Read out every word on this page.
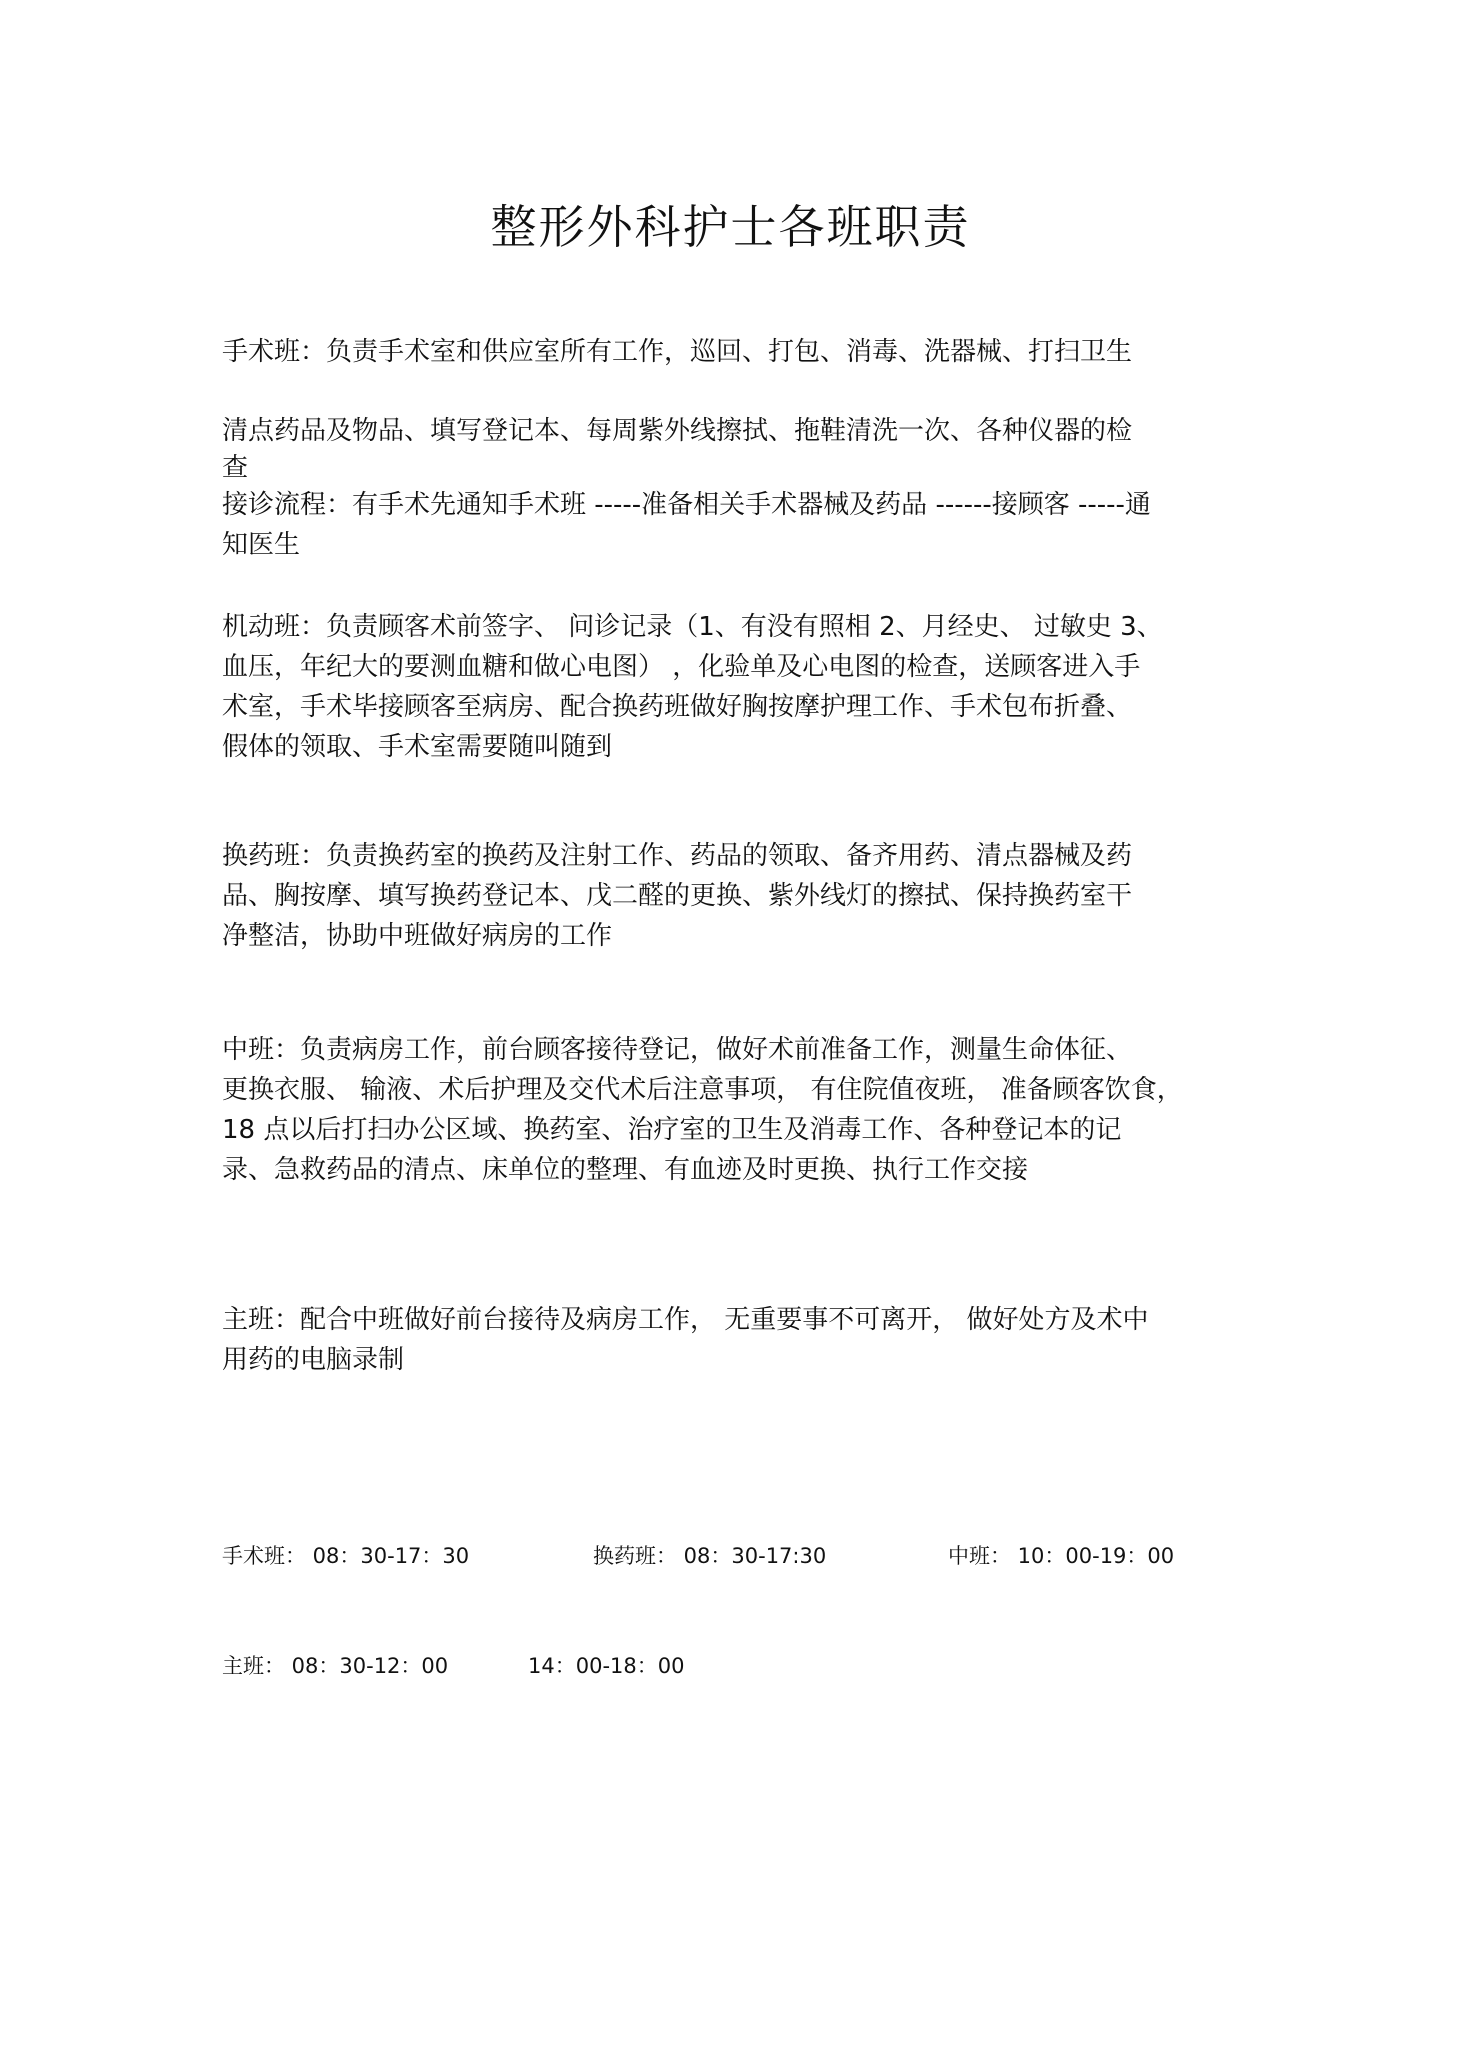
整形外科护士各班职责
手术班：负责手术室和供应室所有工作，巡回、打包、消毒、洗器械、打扫卫生
清点药品及物品、填写登记本、每周紫外线擦拭、拖鞋清洗一次、各种仪器的检
查
接诊流程：有手术先通知手术班 -----准备相关手术器械及药品 ------接顾客 -----通
知医生
机动班：负责顾客术前签字、 问诊记录（1、有没有照相 2、月经史、 过敏史 3、
血压，年纪大的要测血糖和做心电图） ，化验单及心电图的检查，送顾客进入手
术室，手术毕接顾客至病房、配合换药班做好胸按摩护理工作、手术包布折叠、
假体的领取、手术室需要随叫随到
换药班：负责换药室的换药及注射工作、药品的领取、备齐用药、清点器械及药
品、胸按摩、填写换药登记本、戊二醛的更换、紫外线灯的擦拭、保持换药室干
净整洁，协助中班做好病房的工作
中班：负责病房工作，前台顾客接待登记，做好术前准备工作，测量生命体征、
更换衣服、 输液、术后护理及交代术后注意事项， 有住院值夜班， 准备顾客饮食，
18 点以后打扫办公区域、换药室、治疗室的卫生及消毒工作、各种登记本的记
录、急救药品的清点、床单位的整理、有血迹及时更换、执行工作交接
主班：配合中班做好前台接待及病房工作， 无重要事不可离开， 做好处方及术中
用药的电脑录制
手术班： 08：30-17：30	换药班： 08：30-17:30	中班： 10：00-19：00
主班： 08：30-12：00	14：00-18：00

——

## INSTRUCTIONS FOR THE TASK
Repeat the material above verbatim. Leave the pictures behind.

## EXERCISE ANSWER
Read out every word on this page.
整形外科护士各班职责
手术班：负责手术室和供应室所有工作，巡回、打包、消毒、洗器械、打扫卫生
清点药品及物品、填写登记本、每周紫外线擦拭、拖鞋清洗一次、各种仪器的检
查
接诊流程：有手术先通知手术班 -----准备相关手术器械及药品 ------接顾客 -----通
知医生
机动班：负责顾客术前签字、 问诊记录（1、有没有照相 2、月经史、 过敏史 3、
血压，年纪大的要测血糖和做心电图） ，化验单及心电图的检查，送顾客进入手
术室，手术毕接顾客至病房、配合换药班做好胸按摩护理工作、手术包布折叠、
假体的领取、手术室需要随叫随到
换药班：负责换药室的换药及注射工作、药品的领取、备齐用药、清点器械及药
品、胸按摩、填写换药登记本、戊二醛的更换、紫外线灯的擦拭、保持换药室干
净整洁，协助中班做好病房的工作
中班：负责病房工作，前台顾客接待登记，做好术前准备工作，测量生命体征、
更换衣服、 输液、术后护理及交代术后注意事项， 有住院值夜班， 准备顾客饮食，
18 点以后打扫办公区域、换药室、治疗室的卫生及消毒工作、各种登记本的记
录、急救药品的清点、床单位的整理、有血迹及时更换、执行工作交接
主班：配合中班做好前台接待及病房工作， 无重要事不可离开， 做好处方及术中
用药的电脑录制
手术班： 08：30-17：30	换药班： 08：30-17:30	中班： 10：00-19：00
主班： 08：30-12：00	14：00-18：00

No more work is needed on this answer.